::: Recorded data :::
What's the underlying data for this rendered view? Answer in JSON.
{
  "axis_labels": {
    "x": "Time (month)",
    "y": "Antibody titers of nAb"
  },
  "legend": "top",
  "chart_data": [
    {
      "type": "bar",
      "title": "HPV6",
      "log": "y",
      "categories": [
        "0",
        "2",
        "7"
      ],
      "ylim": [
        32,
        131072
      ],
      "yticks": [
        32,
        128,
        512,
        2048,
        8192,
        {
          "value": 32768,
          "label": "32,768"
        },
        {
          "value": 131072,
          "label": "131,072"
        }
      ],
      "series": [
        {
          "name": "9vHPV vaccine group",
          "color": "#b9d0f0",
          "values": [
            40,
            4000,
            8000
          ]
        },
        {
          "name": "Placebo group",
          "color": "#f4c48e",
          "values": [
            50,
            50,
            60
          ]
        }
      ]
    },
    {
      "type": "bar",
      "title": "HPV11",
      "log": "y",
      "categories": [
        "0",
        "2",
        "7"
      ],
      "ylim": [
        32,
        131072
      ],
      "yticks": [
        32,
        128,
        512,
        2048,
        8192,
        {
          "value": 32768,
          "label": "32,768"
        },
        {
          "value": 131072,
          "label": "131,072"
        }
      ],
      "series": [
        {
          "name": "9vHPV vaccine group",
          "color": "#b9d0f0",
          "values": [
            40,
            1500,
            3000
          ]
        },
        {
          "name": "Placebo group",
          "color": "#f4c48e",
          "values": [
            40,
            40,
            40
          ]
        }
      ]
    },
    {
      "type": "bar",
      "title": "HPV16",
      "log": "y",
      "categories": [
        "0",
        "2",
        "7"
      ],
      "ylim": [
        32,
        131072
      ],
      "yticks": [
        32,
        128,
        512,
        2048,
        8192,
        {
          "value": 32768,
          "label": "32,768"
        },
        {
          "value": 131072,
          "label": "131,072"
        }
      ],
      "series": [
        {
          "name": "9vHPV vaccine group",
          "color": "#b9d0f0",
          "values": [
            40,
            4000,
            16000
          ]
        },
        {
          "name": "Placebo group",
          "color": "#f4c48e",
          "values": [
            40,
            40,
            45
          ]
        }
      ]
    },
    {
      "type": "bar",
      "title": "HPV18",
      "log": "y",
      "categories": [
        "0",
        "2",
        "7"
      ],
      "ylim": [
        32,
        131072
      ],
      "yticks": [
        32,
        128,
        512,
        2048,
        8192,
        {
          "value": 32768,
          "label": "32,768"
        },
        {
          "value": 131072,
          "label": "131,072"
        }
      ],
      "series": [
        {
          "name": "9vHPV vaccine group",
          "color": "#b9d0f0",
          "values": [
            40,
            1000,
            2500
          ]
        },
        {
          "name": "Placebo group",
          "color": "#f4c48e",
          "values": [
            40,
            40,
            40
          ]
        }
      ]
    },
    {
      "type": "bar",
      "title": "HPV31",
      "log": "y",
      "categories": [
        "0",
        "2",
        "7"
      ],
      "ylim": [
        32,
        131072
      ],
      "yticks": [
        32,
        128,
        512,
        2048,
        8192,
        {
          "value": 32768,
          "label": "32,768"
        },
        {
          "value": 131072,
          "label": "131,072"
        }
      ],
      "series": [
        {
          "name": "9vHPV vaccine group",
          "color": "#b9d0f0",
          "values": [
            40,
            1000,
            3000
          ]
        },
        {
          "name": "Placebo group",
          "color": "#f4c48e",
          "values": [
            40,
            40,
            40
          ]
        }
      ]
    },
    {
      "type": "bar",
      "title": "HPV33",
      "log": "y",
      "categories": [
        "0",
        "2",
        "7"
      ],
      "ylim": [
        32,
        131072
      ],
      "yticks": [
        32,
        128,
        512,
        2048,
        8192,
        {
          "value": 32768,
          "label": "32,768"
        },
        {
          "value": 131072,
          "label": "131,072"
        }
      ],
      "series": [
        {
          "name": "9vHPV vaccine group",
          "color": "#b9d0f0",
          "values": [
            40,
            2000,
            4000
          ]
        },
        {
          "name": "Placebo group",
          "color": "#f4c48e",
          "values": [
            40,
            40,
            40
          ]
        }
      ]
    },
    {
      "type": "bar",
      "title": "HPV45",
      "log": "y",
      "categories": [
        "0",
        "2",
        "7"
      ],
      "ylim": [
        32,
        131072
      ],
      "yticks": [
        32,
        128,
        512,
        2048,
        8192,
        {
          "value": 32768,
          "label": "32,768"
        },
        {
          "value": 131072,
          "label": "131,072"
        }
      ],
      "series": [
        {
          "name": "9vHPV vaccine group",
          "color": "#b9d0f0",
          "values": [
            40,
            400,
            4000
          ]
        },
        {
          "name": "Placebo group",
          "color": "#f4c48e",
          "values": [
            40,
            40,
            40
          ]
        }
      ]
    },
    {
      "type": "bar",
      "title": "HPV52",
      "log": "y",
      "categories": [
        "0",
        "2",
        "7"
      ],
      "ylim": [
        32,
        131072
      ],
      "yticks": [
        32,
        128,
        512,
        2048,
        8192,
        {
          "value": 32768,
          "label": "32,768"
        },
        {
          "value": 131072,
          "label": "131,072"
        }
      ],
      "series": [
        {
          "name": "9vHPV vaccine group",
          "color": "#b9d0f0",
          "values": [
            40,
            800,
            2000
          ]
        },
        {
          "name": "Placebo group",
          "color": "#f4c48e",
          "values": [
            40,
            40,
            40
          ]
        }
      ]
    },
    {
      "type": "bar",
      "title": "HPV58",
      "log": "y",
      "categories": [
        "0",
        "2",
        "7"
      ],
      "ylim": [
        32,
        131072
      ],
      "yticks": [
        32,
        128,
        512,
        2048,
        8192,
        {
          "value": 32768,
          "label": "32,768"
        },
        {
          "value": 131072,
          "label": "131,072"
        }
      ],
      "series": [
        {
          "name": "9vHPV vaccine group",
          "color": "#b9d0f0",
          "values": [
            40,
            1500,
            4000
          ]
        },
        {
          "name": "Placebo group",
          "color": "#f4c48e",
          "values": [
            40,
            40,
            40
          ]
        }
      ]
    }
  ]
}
:::
> **What you need to do**: Go through the entries and restate each one exactly.

> **Exercise answer**:
What's the underlying data for this rendered view? Answer in JSON.
{
  "axis_labels": {
    "x": "Time (month)",
    "y": "Antibody titers of nAb"
  },
  "legend": "top",
  "chart_data": [
    {
      "type": "bar",
      "title": "HPV6",
      "log": "y",
      "categories": [
        "0",
        "2",
        "7"
      ],
      "ylim": [
        32,
        131072
      ],
      "yticks": [
        32,
        128,
        512,
        2048,
        8192,
        {
          "value": 32768,
          "label": "32,768"
        },
        {
          "value": 131072,
          "label": "131,072"
        }
      ],
      "series": [
        {
          "name": "9vHPV vaccine group",
          "color": "#b9d0f0",
          "values": [
            40,
            4000,
            8000
          ]
        },
        {
          "name": "Placebo group",
          "color": "#f4c48e",
          "values": [
            50,
            50,
            60
          ]
        }
      ]
    },
    {
      "type": "bar",
      "title": "HPV11",
      "log": "y",
      "categories": [
        "0",
        "2",
        "7"
      ],
      "ylim": [
        32,
        131072
      ],
      "yticks": [
        32,
        128,
        512,
        2048,
        8192,
        {
          "value": 32768,
          "label": "32,768"
        },
        {
          "value": 131072,
          "label": "131,072"
        }
      ],
      "series": [
        {
          "name": "9vHPV vaccine group",
          "color": "#b9d0f0",
          "values": [
            40,
            1500,
            3000
          ]
        },
        {
          "name": "Placebo group",
          "color": "#f4c48e",
          "values": [
            40,
            40,
            40
          ]
        }
      ]
    },
    {
      "type": "bar",
      "title": "HPV16",
      "log": "y",
      "categories": [
        "0",
        "2",
        "7"
      ],
      "ylim": [
        32,
        131072
      ],
      "yticks": [
        32,
        128,
        512,
        2048,
        8192,
        {
          "value": 32768,
          "label": "32,768"
        },
        {
          "value": 131072,
          "label": "131,072"
        }
      ],
      "series": [
        {
          "name": "9vHPV vaccine group",
          "color": "#b9d0f0",
          "values": [
            40,
            4000,
            16000
          ]
        },
        {
          "name": "Placebo group",
          "color": "#f4c48e",
          "values": [
            40,
            40,
            45
          ]
        }
      ]
    },
    {
      "type": "bar",
      "title": "HPV18",
      "log": "y",
      "categories": [
        "0",
        "2",
        "7"
      ],
      "ylim": [
        32,
        131072
      ],
      "yticks": [
        32,
        128,
        512,
        2048,
        8192,
        {
          "value": 32768,
          "label": "32,768"
        },
        {
          "value": 131072,
          "label": "131,072"
        }
      ],
      "series": [
        {
          "name": "9vHPV vaccine group",
          "color": "#b9d0f0",
          "values": [
            40,
            1000,
            2500
          ]
        },
        {
          "name": "Placebo group",
          "color": "#f4c48e",
          "values": [
            40,
            40,
            40
          ]
        }
      ]
    },
    {
      "type": "bar",
      "title": "HPV31",
      "log": "y",
      "categories": [
        "0",
        "2",
        "7"
      ],
      "ylim": [
        32,
        131072
      ],
      "yticks": [
        32,
        128,
        512,
        2048,
        8192,
        {
          "value": 32768,
          "label": "32,768"
        },
        {
          "value": 131072,
          "label": "131,072"
        }
      ],
      "series": [
        {
          "name": "9vHPV vaccine group",
          "color": "#b9d0f0",
          "values": [
            40,
            1000,
            3000
          ]
        },
        {
          "name": "Placebo group",
          "color": "#f4c48e",
          "values": [
            40,
            40,
            40
          ]
        }
      ]
    },
    {
      "type": "bar",
      "title": "HPV33",
      "log": "y",
      "categories": [
        "0",
        "2",
        "7"
      ],
      "ylim": [
        32,
        131072
      ],
      "yticks": [
        32,
        128,
        512,
        2048,
        8192,
        {
          "value": 32768,
          "label": "32,768"
        },
        {
          "value": 131072,
          "label": "131,072"
        }
      ],
      "series": [
        {
          "name": "9vHPV vaccine group",
          "color": "#b9d0f0",
          "values": [
            40,
            2000,
            4000
          ]
        },
        {
          "name": "Placebo group",
          "color": "#f4c48e",
          "values": [
            40,
            40,
            40
          ]
        }
      ]
    },
    {
      "type": "bar",
      "title": "HPV45",
      "log": "y",
      "categories": [
        "0",
        "2",
        "7"
      ],
      "ylim": [
        32,
        131072
      ],
      "yticks": [
        32,
        128,
        512,
        2048,
        8192,
        {
          "value": 32768,
          "label": "32,768"
        },
        {
          "value": 131072,
          "label": "131,072"
        }
      ],
      "series": [
        {
          "name": "9vHPV vaccine group",
          "color": "#b9d0f0",
          "values": [
            40,
            400,
            4000
          ]
        },
        {
          "name": "Placebo group",
          "color": "#f4c48e",
          "values": [
            40,
            40,
            40
          ]
        }
      ]
    },
    {
      "type": "bar",
      "title": "HPV52",
      "log": "y",
      "categories": [
        "0",
        "2",
        "7"
      ],
      "ylim": [
        32,
        131072
      ],
      "yticks": [
        32,
        128,
        512,
        2048,
        8192,
        {
          "value": 32768,
          "label": "32,768"
        },
        {
          "value": 131072,
          "label": "131,072"
        }
      ],
      "series": [
        {
          "name": "9vHPV vaccine group",
          "color": "#b9d0f0",
          "values": [
            40,
            800,
            2000
          ]
        },
        {
          "name": "Placebo group",
          "color": "#f4c48e",
          "values": [
            40,
            40,
            40
          ]
        }
      ]
    },
    {
      "type": "bar",
      "title": "HPV58",
      "log": "y",
      "categories": [
        "0",
        "2",
        "7"
      ],
      "ylim": [
        32,
        131072
      ],
      "yticks": [
        32,
        128,
        512,
        2048,
        8192,
        {
          "value": 32768,
          "label": "32,768"
        },
        {
          "value": 131072,
          "label": "131,072"
        }
      ],
      "series": [
        {
          "name": "9vHPV vaccine group",
          "color": "#b9d0f0",
          "values": [
            40,
            1500,
            4000
          ]
        },
        {
          "name": "Placebo group",
          "color": "#f4c48e",
          "values": [
            40,
            40,
            40
          ]
        }
      ]
    }
  ]
}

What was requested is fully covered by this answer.